### Excerpt from a dataset
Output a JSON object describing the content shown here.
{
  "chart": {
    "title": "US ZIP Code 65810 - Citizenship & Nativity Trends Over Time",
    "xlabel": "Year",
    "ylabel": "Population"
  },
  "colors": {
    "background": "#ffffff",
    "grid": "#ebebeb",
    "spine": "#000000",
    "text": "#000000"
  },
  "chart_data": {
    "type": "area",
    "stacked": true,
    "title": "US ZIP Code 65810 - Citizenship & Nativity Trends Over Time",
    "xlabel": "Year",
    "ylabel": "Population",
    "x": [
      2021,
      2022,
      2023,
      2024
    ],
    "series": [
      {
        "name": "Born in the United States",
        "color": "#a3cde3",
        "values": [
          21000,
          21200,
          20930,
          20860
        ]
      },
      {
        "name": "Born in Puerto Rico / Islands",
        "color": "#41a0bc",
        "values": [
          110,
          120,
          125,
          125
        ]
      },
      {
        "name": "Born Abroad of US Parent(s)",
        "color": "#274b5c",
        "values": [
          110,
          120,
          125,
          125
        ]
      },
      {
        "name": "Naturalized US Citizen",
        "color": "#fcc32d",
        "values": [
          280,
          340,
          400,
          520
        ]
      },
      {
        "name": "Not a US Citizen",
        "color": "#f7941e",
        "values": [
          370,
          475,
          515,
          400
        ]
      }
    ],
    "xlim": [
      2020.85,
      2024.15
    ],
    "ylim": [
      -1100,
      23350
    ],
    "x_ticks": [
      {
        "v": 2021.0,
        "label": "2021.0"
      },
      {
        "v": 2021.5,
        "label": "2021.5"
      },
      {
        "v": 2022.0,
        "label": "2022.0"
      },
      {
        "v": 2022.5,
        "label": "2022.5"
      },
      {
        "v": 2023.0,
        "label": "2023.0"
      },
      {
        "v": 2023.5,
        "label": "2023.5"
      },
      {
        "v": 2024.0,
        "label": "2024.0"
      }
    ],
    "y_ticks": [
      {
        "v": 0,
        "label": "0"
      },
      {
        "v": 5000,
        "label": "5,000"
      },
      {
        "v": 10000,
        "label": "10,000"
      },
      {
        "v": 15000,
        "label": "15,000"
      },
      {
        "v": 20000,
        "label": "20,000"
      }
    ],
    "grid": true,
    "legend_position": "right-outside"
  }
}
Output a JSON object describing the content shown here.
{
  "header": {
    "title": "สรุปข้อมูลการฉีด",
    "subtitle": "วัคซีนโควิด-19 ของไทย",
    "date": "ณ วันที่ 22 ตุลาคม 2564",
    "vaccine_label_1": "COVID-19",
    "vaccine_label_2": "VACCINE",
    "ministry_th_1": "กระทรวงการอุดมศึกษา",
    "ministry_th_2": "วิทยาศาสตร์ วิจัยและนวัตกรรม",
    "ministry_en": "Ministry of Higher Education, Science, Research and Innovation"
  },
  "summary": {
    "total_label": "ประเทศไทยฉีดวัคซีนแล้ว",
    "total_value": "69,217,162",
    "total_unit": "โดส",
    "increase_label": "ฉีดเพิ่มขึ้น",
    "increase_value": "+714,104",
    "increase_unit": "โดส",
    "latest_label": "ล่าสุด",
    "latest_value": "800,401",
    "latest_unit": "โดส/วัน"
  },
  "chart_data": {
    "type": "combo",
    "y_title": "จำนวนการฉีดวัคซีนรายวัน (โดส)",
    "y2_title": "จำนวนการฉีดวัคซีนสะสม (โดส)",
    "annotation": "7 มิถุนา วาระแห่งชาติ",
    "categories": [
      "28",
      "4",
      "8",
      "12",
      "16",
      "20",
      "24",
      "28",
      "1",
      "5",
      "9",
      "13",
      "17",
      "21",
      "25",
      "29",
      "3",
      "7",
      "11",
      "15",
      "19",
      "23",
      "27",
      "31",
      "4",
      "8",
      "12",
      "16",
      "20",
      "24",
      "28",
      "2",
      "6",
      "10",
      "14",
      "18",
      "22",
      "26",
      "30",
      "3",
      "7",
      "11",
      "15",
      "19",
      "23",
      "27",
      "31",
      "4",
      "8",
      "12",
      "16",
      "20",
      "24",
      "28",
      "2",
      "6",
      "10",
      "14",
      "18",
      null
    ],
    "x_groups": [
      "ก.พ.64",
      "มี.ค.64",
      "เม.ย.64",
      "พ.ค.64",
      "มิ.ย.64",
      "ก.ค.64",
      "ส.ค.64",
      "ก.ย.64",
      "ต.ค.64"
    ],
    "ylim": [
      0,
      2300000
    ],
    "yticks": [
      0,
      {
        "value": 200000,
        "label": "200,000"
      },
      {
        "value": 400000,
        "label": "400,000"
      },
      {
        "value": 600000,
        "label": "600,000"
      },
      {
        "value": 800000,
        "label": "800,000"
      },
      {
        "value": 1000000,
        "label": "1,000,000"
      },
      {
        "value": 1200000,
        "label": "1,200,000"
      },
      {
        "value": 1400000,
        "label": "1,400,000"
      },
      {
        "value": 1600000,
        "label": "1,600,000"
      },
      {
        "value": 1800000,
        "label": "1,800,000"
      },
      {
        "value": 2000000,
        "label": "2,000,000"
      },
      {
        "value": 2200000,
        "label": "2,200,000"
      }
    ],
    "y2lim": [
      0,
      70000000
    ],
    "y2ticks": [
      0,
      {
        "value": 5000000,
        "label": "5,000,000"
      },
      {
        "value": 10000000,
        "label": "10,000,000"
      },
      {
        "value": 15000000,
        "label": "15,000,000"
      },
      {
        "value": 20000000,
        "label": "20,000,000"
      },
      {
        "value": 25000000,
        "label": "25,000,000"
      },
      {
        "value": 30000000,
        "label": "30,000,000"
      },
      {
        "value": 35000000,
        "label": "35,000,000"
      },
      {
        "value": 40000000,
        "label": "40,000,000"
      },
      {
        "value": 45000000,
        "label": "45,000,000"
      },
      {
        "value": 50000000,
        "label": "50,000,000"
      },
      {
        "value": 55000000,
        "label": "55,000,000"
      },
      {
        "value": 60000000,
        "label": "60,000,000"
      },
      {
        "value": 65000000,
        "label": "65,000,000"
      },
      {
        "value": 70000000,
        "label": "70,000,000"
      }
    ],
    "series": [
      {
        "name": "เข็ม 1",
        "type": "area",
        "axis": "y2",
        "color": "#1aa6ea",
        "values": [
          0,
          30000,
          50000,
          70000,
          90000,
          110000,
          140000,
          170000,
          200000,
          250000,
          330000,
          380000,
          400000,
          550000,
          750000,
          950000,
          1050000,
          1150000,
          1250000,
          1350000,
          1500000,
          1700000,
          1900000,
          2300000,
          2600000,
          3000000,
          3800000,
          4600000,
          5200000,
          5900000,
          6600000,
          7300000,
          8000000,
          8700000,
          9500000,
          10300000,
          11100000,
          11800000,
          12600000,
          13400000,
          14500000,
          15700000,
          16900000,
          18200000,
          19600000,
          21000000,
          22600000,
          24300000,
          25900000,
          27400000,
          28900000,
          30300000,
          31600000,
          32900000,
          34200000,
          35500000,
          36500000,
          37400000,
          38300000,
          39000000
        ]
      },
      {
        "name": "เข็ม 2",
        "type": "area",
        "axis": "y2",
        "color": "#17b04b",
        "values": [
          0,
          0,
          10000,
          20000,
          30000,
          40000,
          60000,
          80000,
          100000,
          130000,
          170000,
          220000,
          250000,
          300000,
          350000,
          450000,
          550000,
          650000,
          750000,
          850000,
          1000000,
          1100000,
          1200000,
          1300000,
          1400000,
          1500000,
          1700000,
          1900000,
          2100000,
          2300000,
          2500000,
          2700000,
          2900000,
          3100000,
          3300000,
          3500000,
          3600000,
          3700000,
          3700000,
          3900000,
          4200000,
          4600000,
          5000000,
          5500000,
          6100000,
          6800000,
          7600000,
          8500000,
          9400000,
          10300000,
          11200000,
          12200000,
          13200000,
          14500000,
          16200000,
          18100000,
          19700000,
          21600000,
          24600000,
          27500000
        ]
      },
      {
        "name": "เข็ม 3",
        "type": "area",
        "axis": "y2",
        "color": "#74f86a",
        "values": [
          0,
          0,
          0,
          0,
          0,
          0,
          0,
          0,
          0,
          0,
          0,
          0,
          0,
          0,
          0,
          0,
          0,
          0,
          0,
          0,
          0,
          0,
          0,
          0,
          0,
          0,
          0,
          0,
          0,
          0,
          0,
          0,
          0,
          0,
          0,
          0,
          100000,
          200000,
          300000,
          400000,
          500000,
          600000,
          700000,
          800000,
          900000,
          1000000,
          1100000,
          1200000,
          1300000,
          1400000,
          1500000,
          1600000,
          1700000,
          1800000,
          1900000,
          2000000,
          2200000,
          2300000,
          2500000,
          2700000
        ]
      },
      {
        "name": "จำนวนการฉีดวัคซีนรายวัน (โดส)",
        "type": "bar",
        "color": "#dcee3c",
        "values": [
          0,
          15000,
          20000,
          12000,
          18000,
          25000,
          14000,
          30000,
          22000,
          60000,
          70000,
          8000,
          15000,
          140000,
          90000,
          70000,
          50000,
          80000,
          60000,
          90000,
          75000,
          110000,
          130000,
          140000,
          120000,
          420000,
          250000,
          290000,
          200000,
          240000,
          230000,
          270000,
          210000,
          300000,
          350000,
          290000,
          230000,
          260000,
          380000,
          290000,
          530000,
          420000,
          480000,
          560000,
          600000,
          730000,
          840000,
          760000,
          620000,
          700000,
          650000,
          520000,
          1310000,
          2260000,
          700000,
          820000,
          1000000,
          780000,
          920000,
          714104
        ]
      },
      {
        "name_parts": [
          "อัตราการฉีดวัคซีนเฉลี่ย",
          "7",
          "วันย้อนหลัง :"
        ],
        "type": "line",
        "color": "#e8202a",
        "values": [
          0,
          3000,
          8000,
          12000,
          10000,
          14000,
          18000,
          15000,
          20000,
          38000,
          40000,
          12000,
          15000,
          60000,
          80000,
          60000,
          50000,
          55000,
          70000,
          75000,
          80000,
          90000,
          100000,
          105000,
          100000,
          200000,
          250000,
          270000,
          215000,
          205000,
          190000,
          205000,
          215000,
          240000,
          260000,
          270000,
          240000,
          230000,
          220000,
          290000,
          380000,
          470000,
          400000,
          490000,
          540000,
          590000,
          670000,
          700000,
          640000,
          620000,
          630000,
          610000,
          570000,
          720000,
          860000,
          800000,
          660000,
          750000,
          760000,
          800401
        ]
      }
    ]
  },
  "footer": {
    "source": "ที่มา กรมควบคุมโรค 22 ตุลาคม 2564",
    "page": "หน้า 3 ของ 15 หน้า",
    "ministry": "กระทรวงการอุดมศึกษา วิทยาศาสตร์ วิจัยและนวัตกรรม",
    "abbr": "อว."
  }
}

### THE TASK
Of the lines in the data above, how many contain the word "Population"? Give only that figure.

### RESPONSE FOR THIS EXERCISE
2